__Given information__.
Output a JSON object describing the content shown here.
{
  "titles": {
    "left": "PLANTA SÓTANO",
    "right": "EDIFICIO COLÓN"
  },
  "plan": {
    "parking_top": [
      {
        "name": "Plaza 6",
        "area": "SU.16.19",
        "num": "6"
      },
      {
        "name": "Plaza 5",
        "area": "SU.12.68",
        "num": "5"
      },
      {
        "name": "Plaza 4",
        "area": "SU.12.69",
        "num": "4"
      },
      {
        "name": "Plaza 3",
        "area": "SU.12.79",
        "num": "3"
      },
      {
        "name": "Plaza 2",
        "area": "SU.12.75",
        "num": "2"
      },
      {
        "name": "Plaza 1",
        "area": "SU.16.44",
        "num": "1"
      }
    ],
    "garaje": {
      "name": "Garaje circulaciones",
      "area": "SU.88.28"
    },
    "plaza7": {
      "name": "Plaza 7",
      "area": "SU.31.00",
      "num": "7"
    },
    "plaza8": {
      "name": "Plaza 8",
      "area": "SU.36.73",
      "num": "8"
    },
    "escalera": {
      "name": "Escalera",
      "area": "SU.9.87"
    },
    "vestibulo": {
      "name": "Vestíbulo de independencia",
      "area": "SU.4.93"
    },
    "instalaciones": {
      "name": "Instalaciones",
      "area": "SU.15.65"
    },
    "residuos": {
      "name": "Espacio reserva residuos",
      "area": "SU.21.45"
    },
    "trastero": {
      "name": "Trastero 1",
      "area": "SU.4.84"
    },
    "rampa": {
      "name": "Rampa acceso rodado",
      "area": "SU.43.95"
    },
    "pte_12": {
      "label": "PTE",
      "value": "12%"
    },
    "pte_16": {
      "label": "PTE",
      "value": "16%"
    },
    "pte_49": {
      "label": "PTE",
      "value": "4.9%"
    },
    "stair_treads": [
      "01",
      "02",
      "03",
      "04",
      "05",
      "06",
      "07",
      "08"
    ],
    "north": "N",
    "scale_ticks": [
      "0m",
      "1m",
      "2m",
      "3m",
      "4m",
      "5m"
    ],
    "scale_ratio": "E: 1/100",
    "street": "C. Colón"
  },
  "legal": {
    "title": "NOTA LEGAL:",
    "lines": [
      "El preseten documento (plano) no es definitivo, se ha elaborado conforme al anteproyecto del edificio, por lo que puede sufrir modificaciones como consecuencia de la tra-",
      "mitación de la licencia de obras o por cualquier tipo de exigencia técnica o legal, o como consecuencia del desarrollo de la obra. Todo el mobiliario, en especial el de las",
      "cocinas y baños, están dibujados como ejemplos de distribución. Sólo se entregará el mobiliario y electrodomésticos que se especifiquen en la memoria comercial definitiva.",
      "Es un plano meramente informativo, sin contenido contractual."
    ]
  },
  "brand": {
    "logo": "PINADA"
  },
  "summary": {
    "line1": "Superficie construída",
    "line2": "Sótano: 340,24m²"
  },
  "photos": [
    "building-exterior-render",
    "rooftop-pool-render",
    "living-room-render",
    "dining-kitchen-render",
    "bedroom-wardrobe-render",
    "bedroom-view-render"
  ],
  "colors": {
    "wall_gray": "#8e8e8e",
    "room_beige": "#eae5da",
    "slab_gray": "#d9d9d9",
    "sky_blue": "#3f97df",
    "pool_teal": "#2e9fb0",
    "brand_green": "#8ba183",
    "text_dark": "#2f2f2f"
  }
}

__Written problem__. Show all lines from the data above in which the word "mobiliario" appears.

__Task answer__.
      "mitación de la licencia de obras o por cualquier tipo de exigencia técnica o legal, o como consecuencia del desarrollo de la obra. Todo el mobiliario, en especial el de las",
      "cocinas y baños, están dibujados como ejemplos de distribución. Sólo se entregará el mobiliario y electrodomésticos que se especifiquen en la memoria comercial definitiva.",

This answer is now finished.